Your goal | Count each line in which the word "Deskripsi" appears. Reply with the total and nothing more.

[Stored records]
---+---

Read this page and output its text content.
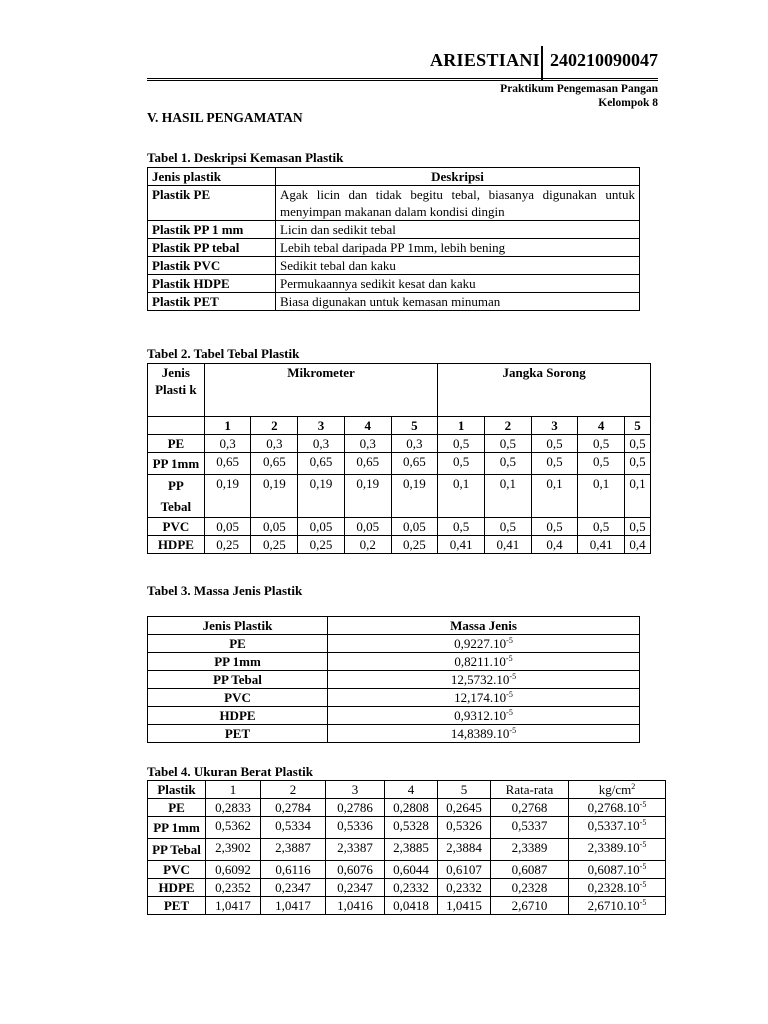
ARIESTIANI 240210090047
Praktikum Pengemasan Pangan
Kelompok 8
V. HASIL PENGAMATAN
Tabel 1. Deskripsi Kemasan Plastik
Jenis plastik	Deskripsi
Plastik PE	Agak licin dan tidak begitu tebal, biasanya digunakan untuk menyimpan makanan dalam kondisi dingin
Plastik PP 1 mm	Licin dan sedikit tebal
Plastik PP tebal	Lebih tebal daripada PP 1mm, lebih bening
Plastik PVC	Sedikit tebal dan kaku
Plastik HDPE	Permukaannya sedikit kesat dan kaku
Plastik PET	Biasa digunakan untuk kemasan minuman
Tabel 2. Tabel Tebal Plastik
Jenis Plasti k	Mikrometer					Jangka Sorong				
	1	2	3	4	5	1	2	3	4	5
PE	0,3	0,3	0,3	0,3	0,3	0,5	0,5	0,5	0,5	0,5
PP 1mm	0,65	0,65	0,65	0,65	0,65	0,5	0,5	0,5	0,5	0,5
PP Tebal	0,19	0,19	0,19	0,19	0,19	0,1	0,1	0,1	0,1	0,1
PVC	0,05	0,05	0,05	0,05	0,05	0,5	0,5	0,5	0,5	0,5
HDPE	0,25	0,25	0,25	0,2	0,25	0,41	0,41	0,4	0,41	0,4
Tabel 3. Massa Jenis Plastik
Jenis Plastik	Massa Jenis
PE	$0,9227.10^{-5}$
PP 1mm	$0,8211.10^{-5}$
PP Tebal	$12,5732.10^{-5}$
PVC	$12,174.10^{-5}$
HDPE	$0,9312.10^{-5}$
PET	$14,8389.10^{-5}$
Tabel 4. Ukuran Berat Plastik
Plastik	1	2	3	4	5	Rata-rata	$kg/cm^2$
PE	0,2833	0,2784	0,2786	0,2808	0,2645	0,2768	$0,2768.10^{-5}$
PP 1mm	0,5362	0,5334	0,5336	0,5328	0,5326	0,5337	$0,5337.10^{-5}$
PP Tebal	2,3902	2,3887	2,3387	2,3885	2,3884	2,3389	$2,3389.10^{-5}$
PVC	0,6092	0,6116	0,6076	0,6044	0,6107	0,6087	$0,6087.10^{-5}$
HDPE	0,2352	0,2347	0,2347	0,2332	0,2332	0,2328	$0,2328.10^{-5}$
PET	1,0417	1,0417	1,0416	0,0418	1,0415	2,6710	$2,6710.10^{-5}$
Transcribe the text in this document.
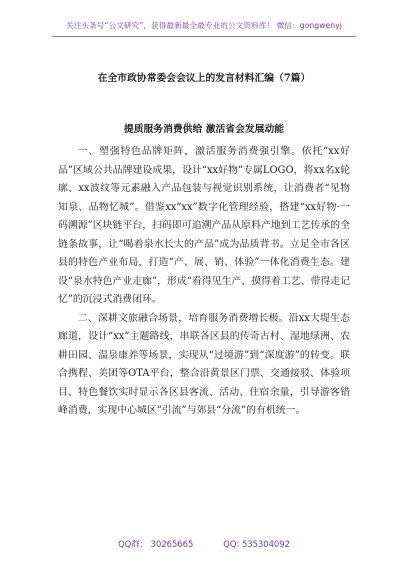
关注头条号“公文研究”，获得最新最全最专业的公文资料库！ 微信：gongwenyj
在全市政协常委会会议上的发言材料汇编（7篇）
提质服务消费供给 激活省会发展动能

一、塑强特色品牌矩阵，激活服务消费强引擎。依托“xx好品”区域公共品牌建设成果，设计“xx好物”专属LOGO，将xx名x轮廓、xx波纹等元素融入产品包装与视觉识别系统，让消费者“见物知泉、品物忆城”。借鉴xx“xx”数字化管理经验，搭建“xx好物·一码溯源”区块链平台，扫码即可追溯产品从原料产地到工艺传承的全链条故事，让“喝着泉水长大的产品”成为品质背书。立足全市各区县的特色产业布局，打造“产、展、销、体验”一体化消费生态。建设“泉水特色产业走廊”，形成“看得见生产、摸得着工艺、带得走记忆”的沉浸式消费闭环。

二、深耕文旅融合场景，培育服务消费增长极。沿xx大堤生态廊道，设计“xx”主题路线，串联各区县的传奇古村、湿地绿洲、农耕田园、温泉康养等场景，实现从“过境游”到“深度游”的转变。联合携程、美团等OTA平台，整合沿黄景区门票、交通接驳、体验项目、特色餐饮实时显示各区县客流、活动、住宿余量，引导游客错峰消费，实现中心城区“引流”与郊县“分流”的有机统一。

QQ群： 30265665	QQ: 535304092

---+---

Result of this task | 2